--- What you have to do ---
Repeat all the material exactly; pictures stay out of your copy.

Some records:
☆ ☆ ☆ ☆ ☆

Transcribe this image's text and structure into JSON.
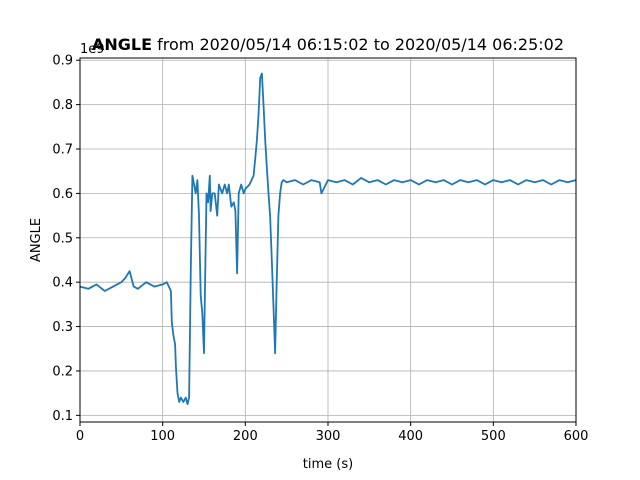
{
  "chart_data": {
    "type": "line",
    "title_bold": "ANGLE",
    "title_rest": " from 2020/05/14 06:15:02 to 2020/05/14 06:25:02",
    "xlabel": "time (s)",
    "ylabel": "ANGLE",
    "offset_text": "1e9",
    "xlim": [
      0,
      600
    ],
    "ylim": [
      0.085,
      0.905
    ],
    "xticks": [
      0,
      100,
      200,
      300,
      400,
      500,
      600
    ],
    "yticks": [
      0.1,
      0.2,
      0.3,
      0.4,
      0.5,
      0.6,
      0.7,
      0.8,
      0.9
    ],
    "xtick_labels": [
      "0",
      "100",
      "200",
      "300",
      "400",
      "500",
      "600"
    ],
    "ytick_labels": [
      "0.1",
      "0.2",
      "0.3",
      "0.4",
      "0.5",
      "0.6",
      "0.7",
      "0.8",
      "0.9"
    ],
    "grid": true,
    "line_color": "#1f77b4",
    "series": [
      {
        "x": [
          0,
          10,
          20,
          30,
          40,
          50,
          55,
          60,
          65,
          70,
          80,
          90,
          100,
          105,
          110,
          111,
          113,
          115,
          116,
          118,
          120,
          122,
          125,
          128,
          130,
          132,
          134,
          136,
          138,
          140,
          142,
          144,
          146,
          148,
          150,
          151,
          153,
          155,
          157,
          158,
          160,
          163,
          166,
          168,
          170,
          172,
          175,
          178,
          180,
          183,
          186,
          188,
          190,
          192,
          195,
          198,
          200,
          205,
          210,
          212,
          214,
          216,
          218,
          220,
          222,
          224,
          226,
          228,
          230,
          232,
          234,
          236,
          238,
          240,
          242,
          244,
          246,
          250,
          260,
          270,
          280,
          290,
          292,
          300,
          310,
          320,
          330,
          340,
          350,
          360,
          370,
          380,
          390,
          400,
          410,
          420,
          430,
          440,
          450,
          460,
          470,
          480,
          490,
          500,
          510,
          520,
          530,
          540,
          550,
          560,
          570,
          580,
          590,
          600
        ],
        "values": [
          0.39,
          0.385,
          0.395,
          0.38,
          0.39,
          0.4,
          0.41,
          0.425,
          0.39,
          0.385,
          0.4,
          0.39,
          0.395,
          0.4,
          0.38,
          0.31,
          0.28,
          0.26,
          0.21,
          0.15,
          0.13,
          0.14,
          0.13,
          0.14,
          0.125,
          0.14,
          0.43,
          0.64,
          0.62,
          0.6,
          0.63,
          0.55,
          0.37,
          0.33,
          0.24,
          0.36,
          0.6,
          0.58,
          0.64,
          0.56,
          0.6,
          0.6,
          0.55,
          0.62,
          0.61,
          0.6,
          0.62,
          0.6,
          0.62,
          0.57,
          0.58,
          0.56,
          0.42,
          0.6,
          0.62,
          0.6,
          0.61,
          0.62,
          0.64,
          0.68,
          0.72,
          0.78,
          0.86,
          0.87,
          0.8,
          0.72,
          0.66,
          0.6,
          0.55,
          0.45,
          0.35,
          0.24,
          0.4,
          0.55,
          0.6,
          0.625,
          0.63,
          0.625,
          0.63,
          0.62,
          0.63,
          0.625,
          0.6,
          0.63,
          0.625,
          0.63,
          0.62,
          0.635,
          0.625,
          0.63,
          0.62,
          0.63,
          0.625,
          0.63,
          0.62,
          0.63,
          0.625,
          0.63,
          0.62,
          0.63,
          0.625,
          0.63,
          0.62,
          0.63,
          0.625,
          0.63,
          0.62,
          0.63,
          0.625,
          0.63,
          0.62,
          0.63,
          0.625,
          0.63
        ]
      }
    ]
  }
}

☆ ☆ ☆ ☆ ☆

--- Full output ---
Transcribe this image's text and structure into JSON.
{
  "chart_data": {
    "type": "line",
    "title_bold": "ANGLE",
    "title_rest": " from 2020/05/14 06:15:02 to 2020/05/14 06:25:02",
    "xlabel": "time (s)",
    "ylabel": "ANGLE",
    "offset_text": "1e9",
    "xlim": [
      0,
      600
    ],
    "ylim": [
      0.085,
      0.905
    ],
    "xticks": [
      0,
      100,
      200,
      300,
      400,
      500,
      600
    ],
    "yticks": [
      0.1,
      0.2,
      0.3,
      0.4,
      0.5,
      0.6,
      0.7,
      0.8,
      0.9
    ],
    "xtick_labels": [
      "0",
      "100",
      "200",
      "300",
      "400",
      "500",
      "600"
    ],
    "ytick_labels": [
      "0.1",
      "0.2",
      "0.3",
      "0.4",
      "0.5",
      "0.6",
      "0.7",
      "0.8",
      "0.9"
    ],
    "grid": true,
    "line_color": "#1f77b4",
    "series": [
      {
        "x": [
          0,
          10,
          20,
          30,
          40,
          50,
          55,
          60,
          65,
          70,
          80,
          90,
          100,
          105,
          110,
          111,
          113,
          115,
          116,
          118,
          120,
          122,
          125,
          128,
          130,
          132,
          134,
          136,
          138,
          140,
          142,
          144,
          146,
          148,
          150,
          151,
          153,
          155,
          157,
          158,
          160,
          163,
          166,
          168,
          170,
          172,
          175,
          178,
          180,
          183,
          186,
          188,
          190,
          192,
          195,
          198,
          200,
          205,
          210,
          212,
          214,
          216,
          218,
          220,
          222,
          224,
          226,
          228,
          230,
          232,
          234,
          236,
          238,
          240,
          242,
          244,
          246,
          250,
          260,
          270,
          280,
          290,
          292,
          300,
          310,
          320,
          330,
          340,
          350,
          360,
          370,
          380,
          390,
          400,
          410,
          420,
          430,
          440,
          450,
          460,
          470,
          480,
          490,
          500,
          510,
          520,
          530,
          540,
          550,
          560,
          570,
          580,
          590,
          600
        ],
        "values": [
          0.39,
          0.385,
          0.395,
          0.38,
          0.39,
          0.4,
          0.41,
          0.425,
          0.39,
          0.385,
          0.4,
          0.39,
          0.395,
          0.4,
          0.38,
          0.31,
          0.28,
          0.26,
          0.21,
          0.15,
          0.13,
          0.14,
          0.13,
          0.14,
          0.125,
          0.14,
          0.43,
          0.64,
          0.62,
          0.6,
          0.63,
          0.55,
          0.37,
          0.33,
          0.24,
          0.36,
          0.6,
          0.58,
          0.64,
          0.56,
          0.6,
          0.6,
          0.55,
          0.62,
          0.61,
          0.6,
          0.62,
          0.6,
          0.62,
          0.57,
          0.58,
          0.56,
          0.42,
          0.6,
          0.62,
          0.6,
          0.61,
          0.62,
          0.64,
          0.68,
          0.72,
          0.78,
          0.86,
          0.87,
          0.8,
          0.72,
          0.66,
          0.6,
          0.55,
          0.45,
          0.35,
          0.24,
          0.4,
          0.55,
          0.6,
          0.625,
          0.63,
          0.625,
          0.63,
          0.62,
          0.63,
          0.625,
          0.6,
          0.63,
          0.625,
          0.63,
          0.62,
          0.635,
          0.625,
          0.63,
          0.62,
          0.63,
          0.625,
          0.63,
          0.62,
          0.63,
          0.625,
          0.63,
          0.62,
          0.63,
          0.625,
          0.63,
          0.62,
          0.63,
          0.625,
          0.63,
          0.62,
          0.63,
          0.625,
          0.63,
          0.62,
          0.63,
          0.625,
          0.63
        ]
      }
    ]
  }
}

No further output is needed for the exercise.